- _THE REQUEST_: Output an exact reproduction of the data.

- _RECORDS FOR THIS EXERCISE_:
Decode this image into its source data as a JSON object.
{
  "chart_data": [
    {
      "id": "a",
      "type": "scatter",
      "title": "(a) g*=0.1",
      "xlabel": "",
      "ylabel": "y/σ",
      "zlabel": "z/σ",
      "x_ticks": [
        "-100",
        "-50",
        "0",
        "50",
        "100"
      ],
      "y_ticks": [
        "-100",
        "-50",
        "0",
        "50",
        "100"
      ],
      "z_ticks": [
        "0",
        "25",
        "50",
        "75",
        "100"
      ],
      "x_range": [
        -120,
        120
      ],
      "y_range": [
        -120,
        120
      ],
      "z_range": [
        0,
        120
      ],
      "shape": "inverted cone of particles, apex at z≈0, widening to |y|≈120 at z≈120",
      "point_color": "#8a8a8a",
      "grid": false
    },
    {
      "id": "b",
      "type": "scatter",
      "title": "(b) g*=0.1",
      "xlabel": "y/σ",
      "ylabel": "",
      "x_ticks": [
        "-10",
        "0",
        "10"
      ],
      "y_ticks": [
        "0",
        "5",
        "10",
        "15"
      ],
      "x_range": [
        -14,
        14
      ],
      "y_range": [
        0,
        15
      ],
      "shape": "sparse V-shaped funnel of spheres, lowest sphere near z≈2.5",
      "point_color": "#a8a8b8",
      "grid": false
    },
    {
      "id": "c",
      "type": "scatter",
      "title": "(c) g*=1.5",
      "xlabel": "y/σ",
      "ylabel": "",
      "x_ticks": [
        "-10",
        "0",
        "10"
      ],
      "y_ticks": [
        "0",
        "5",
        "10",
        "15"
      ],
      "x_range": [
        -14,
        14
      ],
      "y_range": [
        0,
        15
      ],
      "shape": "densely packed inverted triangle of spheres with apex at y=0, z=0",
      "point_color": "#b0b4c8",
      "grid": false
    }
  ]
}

- _THE ANSWER_:
Decode this image into its source data as a JSON object.
{
  "chart_data": [
    {
      "id": "a",
      "type": "scatter",
      "title": "(a) g*=0.1",
      "xlabel": "",
      "ylabel": "y/σ",
      "zlabel": "z/σ",
      "x_ticks": [
        "-100",
        "-50",
        "0",
        "50",
        "100"
      ],
      "y_ticks": [
        "-100",
        "-50",
        "0",
        "50",
        "100"
      ],
      "z_ticks": [
        "0",
        "25",
        "50",
        "75",
        "100"
      ],
      "x_range": [
        -120,
        120
      ],
      "y_range": [
        -120,
        120
      ],
      "z_range": [
        0,
        120
      ],
      "shape": "inverted cone of particles, apex at z≈0, widening to |y|≈120 at z≈120",
      "point_color": "#8a8a8a",
      "grid": false
    },
    {
      "id": "b",
      "type": "scatter",
      "title": "(b) g*=0.1",
      "xlabel": "y/σ",
      "ylabel": "",
      "x_ticks": [
        "-10",
        "0",
        "10"
      ],
      "y_ticks": [
        "0",
        "5",
        "10",
        "15"
      ],
      "x_range": [
        -14,
        14
      ],
      "y_range": [
        0,
        15
      ],
      "shape": "sparse V-shaped funnel of spheres, lowest sphere near z≈2.5",
      "point_color": "#a8a8b8",
      "grid": false
    },
    {
      "id": "c",
      "type": "scatter",
      "title": "(c) g*=1.5",
      "xlabel": "y/σ",
      "ylabel": "",
      "x_ticks": [
        "-10",
        "0",
        "10"
      ],
      "y_ticks": [
        "0",
        "5",
        "10",
        "15"
      ],
      "x_range": [
        -14,
        14
      ],
      "y_range": [
        0,
        15
      ],
      "shape": "densely packed inverted triangle of spheres with apex at y=0, z=0",
      "point_color": "#b0b4c8",
      "grid": false
    }
  ]
}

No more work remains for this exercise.